[Collected data entries]
• • • •

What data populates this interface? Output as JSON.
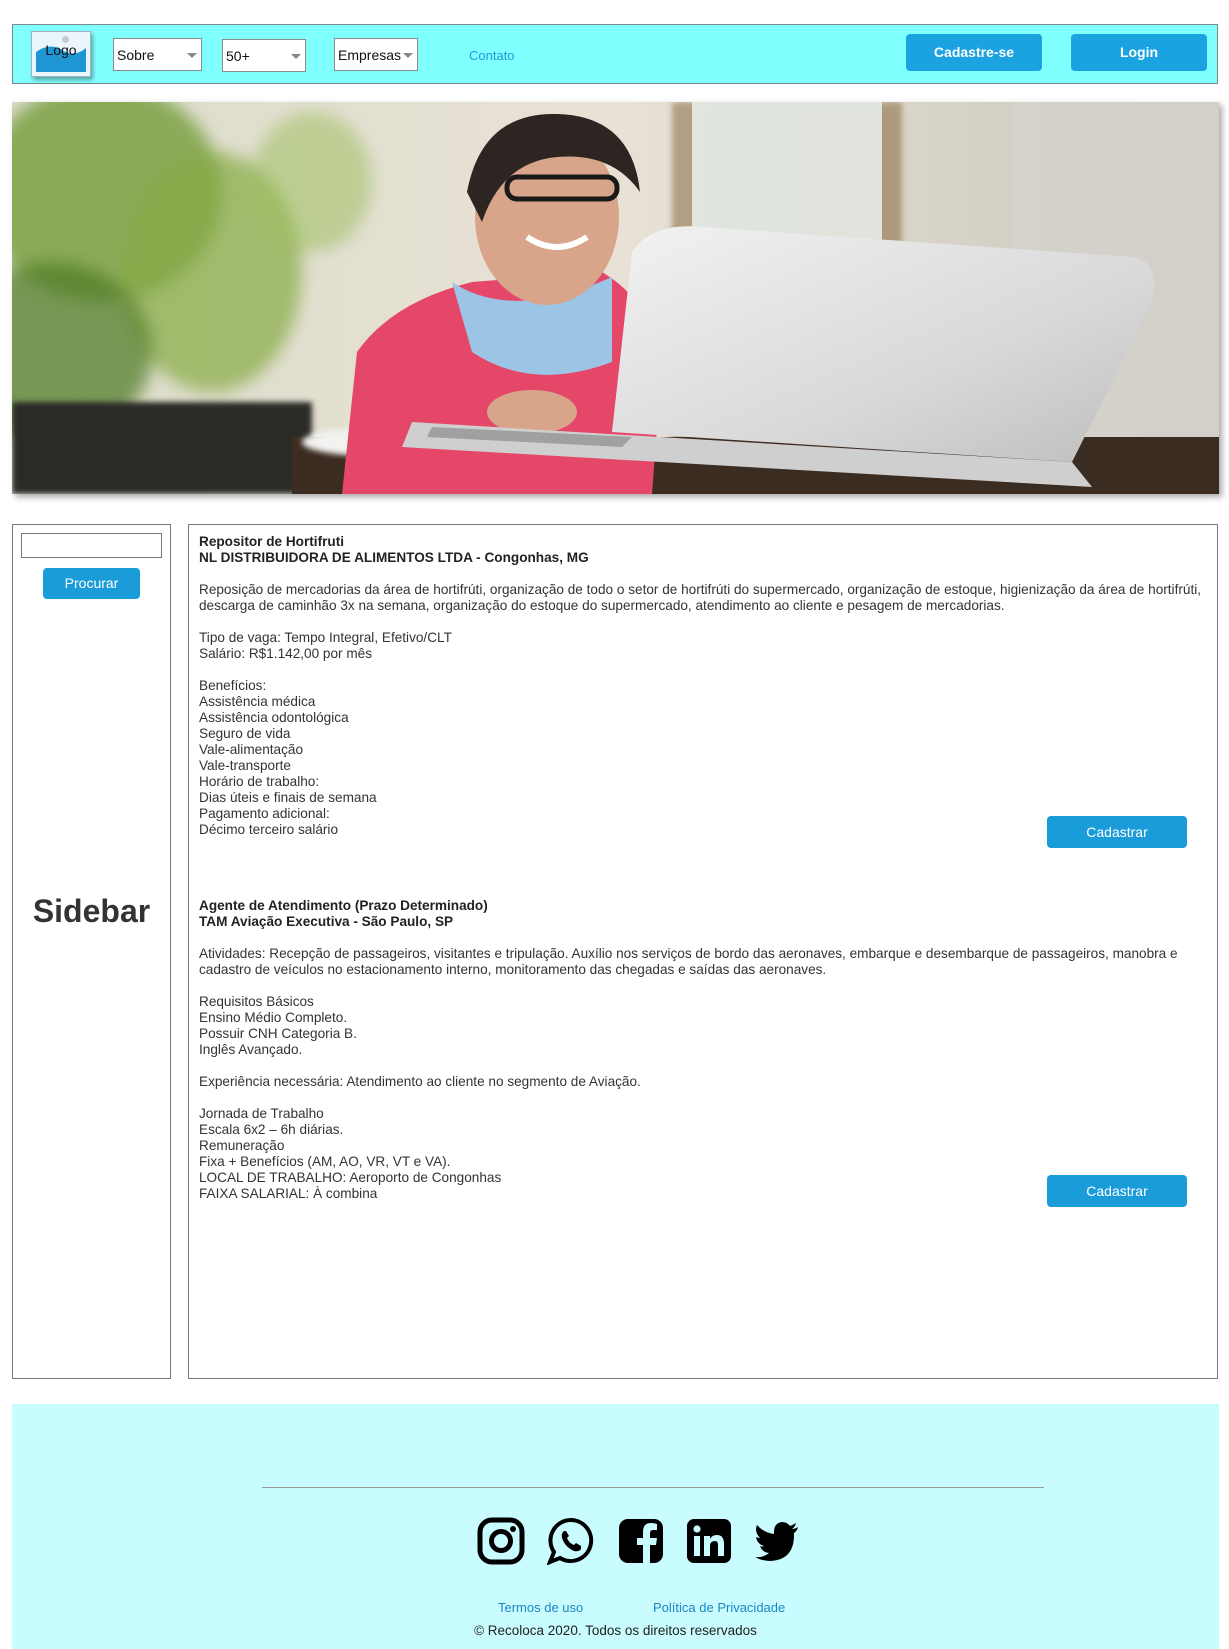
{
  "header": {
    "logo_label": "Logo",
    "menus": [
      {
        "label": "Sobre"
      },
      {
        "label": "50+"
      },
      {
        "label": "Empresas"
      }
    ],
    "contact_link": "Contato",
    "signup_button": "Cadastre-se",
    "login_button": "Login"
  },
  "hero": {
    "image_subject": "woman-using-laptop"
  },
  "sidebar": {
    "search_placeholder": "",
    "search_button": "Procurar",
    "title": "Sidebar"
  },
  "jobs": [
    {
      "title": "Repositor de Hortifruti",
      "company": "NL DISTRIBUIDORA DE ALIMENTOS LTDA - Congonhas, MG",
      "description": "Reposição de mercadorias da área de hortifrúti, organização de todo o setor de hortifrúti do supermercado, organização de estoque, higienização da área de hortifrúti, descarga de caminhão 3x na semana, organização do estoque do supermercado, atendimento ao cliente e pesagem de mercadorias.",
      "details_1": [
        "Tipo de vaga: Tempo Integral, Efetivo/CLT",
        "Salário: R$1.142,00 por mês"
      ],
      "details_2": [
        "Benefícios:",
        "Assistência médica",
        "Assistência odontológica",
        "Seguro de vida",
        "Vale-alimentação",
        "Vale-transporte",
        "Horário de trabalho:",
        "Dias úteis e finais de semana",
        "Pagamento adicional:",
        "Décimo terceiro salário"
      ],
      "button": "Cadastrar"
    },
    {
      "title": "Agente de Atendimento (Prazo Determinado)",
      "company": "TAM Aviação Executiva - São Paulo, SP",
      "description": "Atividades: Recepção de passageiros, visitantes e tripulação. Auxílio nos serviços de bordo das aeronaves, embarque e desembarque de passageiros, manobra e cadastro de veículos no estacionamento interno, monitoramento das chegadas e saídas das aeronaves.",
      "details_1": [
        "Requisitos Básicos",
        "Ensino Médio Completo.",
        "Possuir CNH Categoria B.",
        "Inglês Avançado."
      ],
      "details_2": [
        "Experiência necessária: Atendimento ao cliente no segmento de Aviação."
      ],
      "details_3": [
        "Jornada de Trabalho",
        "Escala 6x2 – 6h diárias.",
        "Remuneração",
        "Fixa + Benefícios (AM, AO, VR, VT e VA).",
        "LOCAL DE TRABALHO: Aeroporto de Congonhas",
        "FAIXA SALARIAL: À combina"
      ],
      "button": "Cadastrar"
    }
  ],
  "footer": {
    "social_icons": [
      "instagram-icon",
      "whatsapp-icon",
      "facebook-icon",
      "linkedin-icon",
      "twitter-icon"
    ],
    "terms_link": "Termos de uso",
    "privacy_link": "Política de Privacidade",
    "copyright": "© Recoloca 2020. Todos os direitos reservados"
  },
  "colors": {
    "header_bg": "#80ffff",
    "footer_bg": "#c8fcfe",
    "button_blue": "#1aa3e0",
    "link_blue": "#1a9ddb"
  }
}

• • • •

▸ **Prompt**
Output all of the records exactly as they appear above, but not the pictures.

▸ **Solution to the exercise**
What data populates this interface? Output as JSON.
{
  "header": {
    "logo_label": "Logo",
    "menus": [
      {
        "label": "Sobre"
      },
      {
        "label": "50+"
      },
      {
        "label": "Empresas"
      }
    ],
    "contact_link": "Contato",
    "signup_button": "Cadastre-se",
    "login_button": "Login"
  },
  "hero": {
    "image_subject": "woman-using-laptop"
  },
  "sidebar": {
    "search_placeholder": "",
    "search_button": "Procurar",
    "title": "Sidebar"
  },
  "jobs": [
    {
      "title": "Repositor de Hortifruti",
      "company": "NL DISTRIBUIDORA DE ALIMENTOS LTDA - Congonhas, MG",
      "description": "Reposição de mercadorias da área de hortifrúti, organização de todo o setor de hortifrúti do supermercado, organização de estoque, higienização da área de hortifrúti, descarga de caminhão 3x na semana, organização do estoque do supermercado, atendimento ao cliente e pesagem de mercadorias.",
      "details_1": [
        "Tipo de vaga: Tempo Integral, Efetivo/CLT",
        "Salário: R$1.142,00 por mês"
      ],
      "details_2": [
        "Benefícios:",
        "Assistência médica",
        "Assistência odontológica",
        "Seguro de vida",
        "Vale-alimentação",
        "Vale-transporte",
        "Horário de trabalho:",
        "Dias úteis e finais de semana",
        "Pagamento adicional:",
        "Décimo terceiro salário"
      ],
      "button": "Cadastrar"
    },
    {
      "title": "Agente de Atendimento (Prazo Determinado)",
      "company": "TAM Aviação Executiva - São Paulo, SP",
      "description": "Atividades: Recepção de passageiros, visitantes e tripulação. Auxílio nos serviços de bordo das aeronaves, embarque e desembarque de passageiros, manobra e cadastro de veículos no estacionamento interno, monitoramento das chegadas e saídas das aeronaves.",
      "details_1": [
        "Requisitos Básicos",
        "Ensino Médio Completo.",
        "Possuir CNH Categoria B.",
        "Inglês Avançado."
      ],
      "details_2": [
        "Experiência necessária: Atendimento ao cliente no segmento de Aviação."
      ],
      "details_3": [
        "Jornada de Trabalho",
        "Escala 6x2 – 6h diárias.",
        "Remuneração",
        "Fixa + Benefícios (AM, AO, VR, VT e VA).",
        "LOCAL DE TRABALHO: Aeroporto de Congonhas",
        "FAIXA SALARIAL: À combina"
      ],
      "button": "Cadastrar"
    }
  ],
  "footer": {
    "social_icons": [
      "instagram-icon",
      "whatsapp-icon",
      "facebook-icon",
      "linkedin-icon",
      "twitter-icon"
    ],
    "terms_link": "Termos de uso",
    "privacy_link": "Política de Privacidade",
    "copyright": "© Recoloca 2020. Todos os direitos reservados"
  },
  "colors": {
    "header_bg": "#80ffff",
    "footer_bg": "#c8fcfe",
    "button_blue": "#1aa3e0",
    "link_blue": "#1a9ddb"
  }
}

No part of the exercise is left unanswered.